*WHAT YOU HAVE TO DO*. Look through the data below and report how many lines include "является". Only the number should be given.

-- begin RECORDS FOR THIS TASK --

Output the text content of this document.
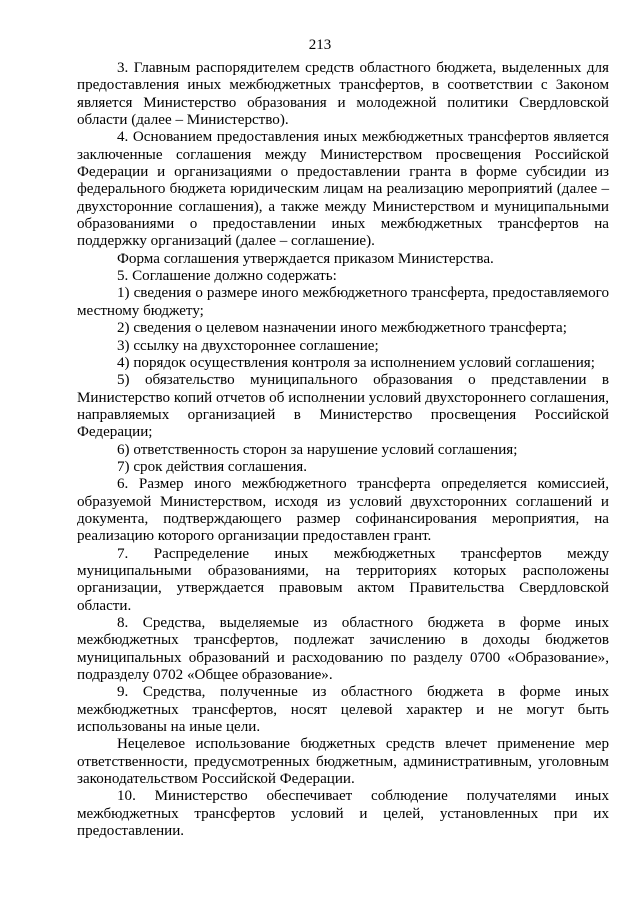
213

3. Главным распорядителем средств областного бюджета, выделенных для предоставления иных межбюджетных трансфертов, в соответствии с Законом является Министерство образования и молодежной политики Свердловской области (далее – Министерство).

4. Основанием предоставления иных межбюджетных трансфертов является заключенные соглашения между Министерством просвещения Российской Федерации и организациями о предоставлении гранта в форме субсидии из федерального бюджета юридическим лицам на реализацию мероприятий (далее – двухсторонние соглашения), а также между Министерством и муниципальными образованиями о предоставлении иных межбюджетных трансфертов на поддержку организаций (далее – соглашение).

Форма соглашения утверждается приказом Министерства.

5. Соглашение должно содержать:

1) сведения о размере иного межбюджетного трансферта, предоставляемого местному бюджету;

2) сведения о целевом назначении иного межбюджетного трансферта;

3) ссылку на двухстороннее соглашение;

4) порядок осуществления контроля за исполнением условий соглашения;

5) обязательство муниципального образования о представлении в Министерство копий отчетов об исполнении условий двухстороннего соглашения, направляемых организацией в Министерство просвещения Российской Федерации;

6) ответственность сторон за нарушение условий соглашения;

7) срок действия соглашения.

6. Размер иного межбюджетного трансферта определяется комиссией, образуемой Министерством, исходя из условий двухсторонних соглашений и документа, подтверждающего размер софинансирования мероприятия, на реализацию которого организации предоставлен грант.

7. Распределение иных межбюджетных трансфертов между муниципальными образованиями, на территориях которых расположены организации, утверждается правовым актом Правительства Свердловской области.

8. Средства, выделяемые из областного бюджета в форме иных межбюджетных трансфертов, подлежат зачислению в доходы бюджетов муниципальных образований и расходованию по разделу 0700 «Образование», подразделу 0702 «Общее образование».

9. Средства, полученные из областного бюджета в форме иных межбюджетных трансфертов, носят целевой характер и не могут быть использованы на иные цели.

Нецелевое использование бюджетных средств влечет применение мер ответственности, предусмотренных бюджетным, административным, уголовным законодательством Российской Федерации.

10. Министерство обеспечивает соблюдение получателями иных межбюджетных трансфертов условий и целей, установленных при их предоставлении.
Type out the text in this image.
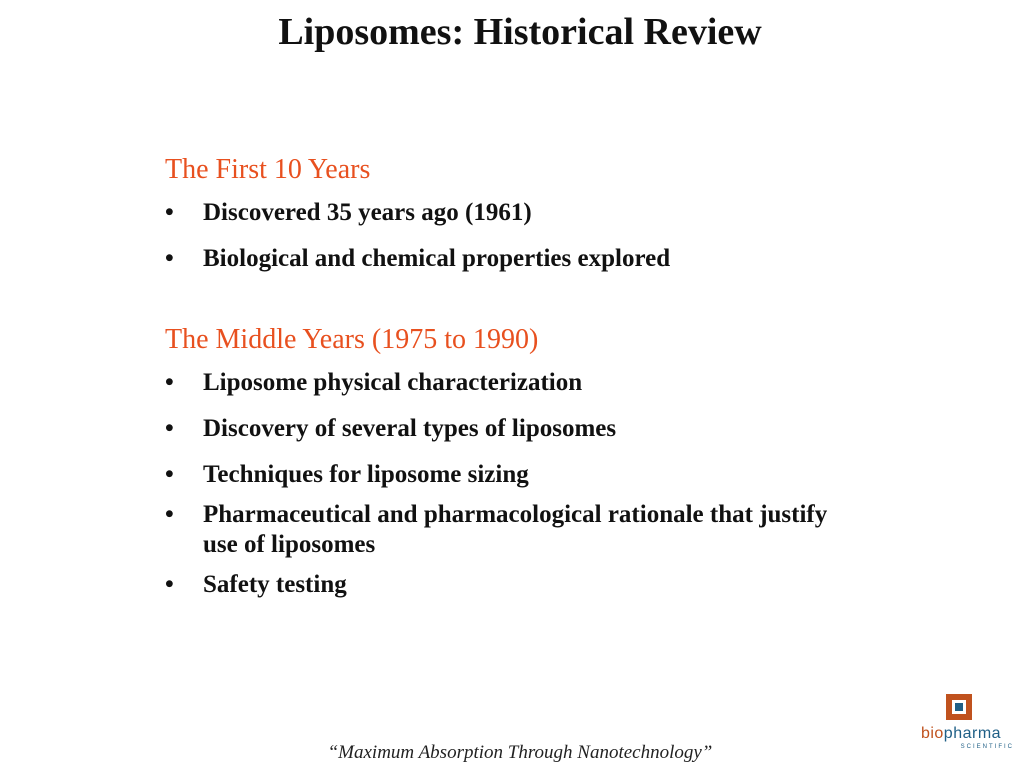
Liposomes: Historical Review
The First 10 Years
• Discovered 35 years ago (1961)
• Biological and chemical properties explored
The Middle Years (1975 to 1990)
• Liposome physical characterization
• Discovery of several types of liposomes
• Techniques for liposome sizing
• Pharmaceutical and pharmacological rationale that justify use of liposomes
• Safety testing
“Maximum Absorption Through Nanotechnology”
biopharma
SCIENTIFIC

-- end RECORDS FOR THIS TASK --

*RESULT BELOW*. 2